RECORDS TO USE:
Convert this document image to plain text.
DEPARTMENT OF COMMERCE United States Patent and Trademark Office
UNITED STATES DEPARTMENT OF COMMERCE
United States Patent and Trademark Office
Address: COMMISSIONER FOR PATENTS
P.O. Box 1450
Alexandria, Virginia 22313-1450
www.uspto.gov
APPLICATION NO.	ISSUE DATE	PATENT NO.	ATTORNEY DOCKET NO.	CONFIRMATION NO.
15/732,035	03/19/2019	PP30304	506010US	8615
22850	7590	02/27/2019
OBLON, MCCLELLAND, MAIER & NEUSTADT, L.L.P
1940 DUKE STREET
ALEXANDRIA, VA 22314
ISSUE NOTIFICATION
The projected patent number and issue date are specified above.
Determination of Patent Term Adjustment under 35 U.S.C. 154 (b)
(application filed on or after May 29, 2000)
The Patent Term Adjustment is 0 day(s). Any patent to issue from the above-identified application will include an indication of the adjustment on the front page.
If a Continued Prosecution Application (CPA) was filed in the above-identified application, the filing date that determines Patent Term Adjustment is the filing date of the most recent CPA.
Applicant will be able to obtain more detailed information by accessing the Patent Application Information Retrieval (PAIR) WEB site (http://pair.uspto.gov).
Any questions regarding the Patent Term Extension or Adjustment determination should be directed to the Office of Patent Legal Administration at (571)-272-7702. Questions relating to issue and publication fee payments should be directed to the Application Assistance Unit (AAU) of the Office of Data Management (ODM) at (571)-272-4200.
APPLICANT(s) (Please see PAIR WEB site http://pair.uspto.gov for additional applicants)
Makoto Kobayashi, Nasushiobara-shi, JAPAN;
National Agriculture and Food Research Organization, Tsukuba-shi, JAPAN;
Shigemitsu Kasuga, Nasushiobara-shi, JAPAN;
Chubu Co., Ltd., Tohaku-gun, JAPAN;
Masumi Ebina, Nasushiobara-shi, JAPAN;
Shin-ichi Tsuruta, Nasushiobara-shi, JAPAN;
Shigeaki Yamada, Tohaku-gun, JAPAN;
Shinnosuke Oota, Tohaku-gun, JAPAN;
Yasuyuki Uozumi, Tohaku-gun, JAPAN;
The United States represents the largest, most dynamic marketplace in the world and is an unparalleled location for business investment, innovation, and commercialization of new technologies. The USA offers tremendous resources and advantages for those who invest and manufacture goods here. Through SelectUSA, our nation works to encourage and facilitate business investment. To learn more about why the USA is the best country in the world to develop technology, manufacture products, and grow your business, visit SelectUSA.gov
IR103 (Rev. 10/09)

WHAT THE EXERCISE ASKS: From the preceding material, extract every line exactly.

SOLVED EXERCISE:
Convert this document image to plain text.
DEPARTMENT OF COMMERCE United States Patent and Trademark Office
UNITED STATES DEPARTMENT OF COMMERCE
United States Patent and Trademark Office
Address: COMMISSIONER FOR PATENTS
P.O. Box 1450
Alexandria, Virginia 22313-1450
www.uspto.gov
APPLICATION NO.	ISSUE DATE	PATENT NO.	ATTORNEY DOCKET NO.	CONFIRMATION NO.
15/732,035	03/19/2019	PP30304	506010US	8615
22850	7590	02/27/2019
OBLON, MCCLELLAND, MAIER & NEUSTADT, L.L.P
1940 DUKE STREET
ALEXANDRIA, VA 22314
ISSUE NOTIFICATION
The projected patent number and issue date are specified above.
Determination of Patent Term Adjustment under 35 U.S.C. 154 (b)
(application filed on or after May 29, 2000)
The Patent Term Adjustment is 0 day(s). Any patent to issue from the above-identified application will include an indication of the adjustment on the front page.
If a Continued Prosecution Application (CPA) was filed in the above-identified application, the filing date that determines Patent Term Adjustment is the filing date of the most recent CPA.
Applicant will be able to obtain more detailed information by accessing the Patent Application Information Retrieval (PAIR) WEB site (http://pair.uspto.gov).
Any questions regarding the Patent Term Extension or Adjustment determination should be directed to the Office of Patent Legal Administration at (571)-272-7702. Questions relating to issue and publication fee payments should be directed to the Application Assistance Unit (AAU) of the Office of Data Management (ODM) at (571)-272-4200.
APPLICANT(s) (Please see PAIR WEB site http://pair.uspto.gov for additional applicants)
Makoto Kobayashi, Nasushiobara-shi, JAPAN;
National Agriculture and Food Research Organization, Tsukuba-shi, JAPAN;
Shigemitsu Kasuga, Nasushiobara-shi, JAPAN;
Chubu Co., Ltd., Tohaku-gun, JAPAN;
Masumi Ebina, Nasushiobara-shi, JAPAN;
Shin-ichi Tsuruta, Nasushiobara-shi, JAPAN;
Shigeaki Yamada, Tohaku-gun, JAPAN;
Shinnosuke Oota, Tohaku-gun, JAPAN;
Yasuyuki Uozumi, Tohaku-gun, JAPAN;
The United States represents the largest, most dynamic marketplace in the world and is an unparalleled location for business investment, innovation, and commercialization of new technologies. The USA offers tremendous resources and advantages for those who invest and manufacture goods here. Through SelectUSA, our nation works to encourage and facilitate business investment. To learn more about why the USA is the best country in the world to develop technology, manufacture products, and grow your business, visit SelectUSA.gov
IR103 (Rev. 10/09)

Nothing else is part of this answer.